> **DESCRIPTION OF THE TASK**:
Copy out the lines that have "คคลภายนอก" in them.

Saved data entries
- - -

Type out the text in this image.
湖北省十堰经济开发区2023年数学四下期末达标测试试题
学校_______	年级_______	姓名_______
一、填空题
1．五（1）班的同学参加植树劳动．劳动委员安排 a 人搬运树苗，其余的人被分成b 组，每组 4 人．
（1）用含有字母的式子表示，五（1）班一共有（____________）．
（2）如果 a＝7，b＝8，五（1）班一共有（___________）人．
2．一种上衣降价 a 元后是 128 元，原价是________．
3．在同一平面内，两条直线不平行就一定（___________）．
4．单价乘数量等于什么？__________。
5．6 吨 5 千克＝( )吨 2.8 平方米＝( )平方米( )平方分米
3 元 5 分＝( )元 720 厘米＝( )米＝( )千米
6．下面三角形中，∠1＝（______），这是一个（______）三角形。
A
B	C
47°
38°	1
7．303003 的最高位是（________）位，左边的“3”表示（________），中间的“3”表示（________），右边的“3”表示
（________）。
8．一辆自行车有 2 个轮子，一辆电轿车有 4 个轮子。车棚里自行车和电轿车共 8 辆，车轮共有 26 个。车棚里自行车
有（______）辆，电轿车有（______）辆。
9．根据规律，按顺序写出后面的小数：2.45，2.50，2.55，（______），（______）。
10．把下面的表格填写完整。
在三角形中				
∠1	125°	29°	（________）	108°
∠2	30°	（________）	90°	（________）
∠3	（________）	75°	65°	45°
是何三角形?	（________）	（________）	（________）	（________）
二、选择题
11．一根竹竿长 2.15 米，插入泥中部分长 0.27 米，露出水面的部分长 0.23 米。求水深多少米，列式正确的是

- - -

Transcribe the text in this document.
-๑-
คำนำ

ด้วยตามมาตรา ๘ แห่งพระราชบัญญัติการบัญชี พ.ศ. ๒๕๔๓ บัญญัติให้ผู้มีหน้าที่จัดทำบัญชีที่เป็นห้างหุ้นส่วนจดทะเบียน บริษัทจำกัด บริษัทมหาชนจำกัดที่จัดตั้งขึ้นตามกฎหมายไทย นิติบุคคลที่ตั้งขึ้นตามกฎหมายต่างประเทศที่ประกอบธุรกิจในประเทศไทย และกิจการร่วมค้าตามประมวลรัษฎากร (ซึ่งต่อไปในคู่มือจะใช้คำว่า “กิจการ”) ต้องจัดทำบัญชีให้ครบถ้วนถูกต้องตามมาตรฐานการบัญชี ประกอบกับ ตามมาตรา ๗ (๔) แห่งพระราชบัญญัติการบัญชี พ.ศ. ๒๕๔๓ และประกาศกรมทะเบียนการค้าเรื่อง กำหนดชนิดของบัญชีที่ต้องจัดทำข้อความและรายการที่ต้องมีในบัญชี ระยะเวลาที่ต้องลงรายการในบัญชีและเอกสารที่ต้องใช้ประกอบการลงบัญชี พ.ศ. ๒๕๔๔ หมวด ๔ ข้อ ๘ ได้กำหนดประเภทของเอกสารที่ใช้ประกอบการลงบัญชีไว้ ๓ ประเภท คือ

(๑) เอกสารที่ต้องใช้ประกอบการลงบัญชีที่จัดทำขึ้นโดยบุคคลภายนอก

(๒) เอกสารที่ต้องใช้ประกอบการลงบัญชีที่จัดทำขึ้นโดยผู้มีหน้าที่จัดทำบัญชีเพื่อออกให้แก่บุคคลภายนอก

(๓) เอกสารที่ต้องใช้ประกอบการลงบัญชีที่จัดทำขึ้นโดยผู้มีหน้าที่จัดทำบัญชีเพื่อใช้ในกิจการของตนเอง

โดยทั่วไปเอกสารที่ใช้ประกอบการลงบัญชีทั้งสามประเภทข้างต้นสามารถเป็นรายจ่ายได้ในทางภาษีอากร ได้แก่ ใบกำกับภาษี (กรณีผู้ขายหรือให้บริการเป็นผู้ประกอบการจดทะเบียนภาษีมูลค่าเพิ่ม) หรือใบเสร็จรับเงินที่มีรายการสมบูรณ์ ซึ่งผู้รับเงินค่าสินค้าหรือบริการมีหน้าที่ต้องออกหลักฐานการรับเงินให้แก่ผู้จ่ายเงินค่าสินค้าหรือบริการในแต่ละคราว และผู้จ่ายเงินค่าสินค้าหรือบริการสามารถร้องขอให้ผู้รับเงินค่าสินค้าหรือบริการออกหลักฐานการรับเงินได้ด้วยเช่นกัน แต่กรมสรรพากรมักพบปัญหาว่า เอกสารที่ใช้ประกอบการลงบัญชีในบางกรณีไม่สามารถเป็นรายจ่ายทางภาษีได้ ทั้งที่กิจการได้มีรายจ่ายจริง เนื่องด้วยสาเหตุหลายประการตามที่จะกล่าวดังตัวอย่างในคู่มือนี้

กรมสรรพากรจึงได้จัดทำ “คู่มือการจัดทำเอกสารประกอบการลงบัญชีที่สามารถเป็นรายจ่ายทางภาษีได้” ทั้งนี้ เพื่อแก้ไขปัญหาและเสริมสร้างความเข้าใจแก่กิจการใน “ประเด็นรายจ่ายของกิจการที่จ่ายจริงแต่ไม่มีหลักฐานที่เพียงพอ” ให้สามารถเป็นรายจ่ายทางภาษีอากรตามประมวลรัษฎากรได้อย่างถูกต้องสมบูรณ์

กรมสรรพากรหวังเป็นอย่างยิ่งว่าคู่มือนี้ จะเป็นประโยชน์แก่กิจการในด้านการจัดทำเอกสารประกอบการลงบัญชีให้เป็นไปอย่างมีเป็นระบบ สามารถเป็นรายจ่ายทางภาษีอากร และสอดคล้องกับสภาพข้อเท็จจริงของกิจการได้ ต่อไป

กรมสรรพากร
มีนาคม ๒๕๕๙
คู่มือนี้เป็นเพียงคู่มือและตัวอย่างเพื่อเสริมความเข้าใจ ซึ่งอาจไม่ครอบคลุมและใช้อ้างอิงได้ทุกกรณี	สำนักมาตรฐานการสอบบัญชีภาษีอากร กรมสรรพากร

- - -

> **OUTPUT**:
(๑) เอกสารที่ต้องใช้ประกอบการลงบัญชีที่จัดทำขึ้นโดยบุคคลภายนอก
(๒) เอกสารที่ต้องใช้ประกอบการลงบัญชีที่จัดทำขึ้นโดยผู้มีหน้าที่จัดทำบัญชีเพื่อออกให้แก่บุคคลภายนอก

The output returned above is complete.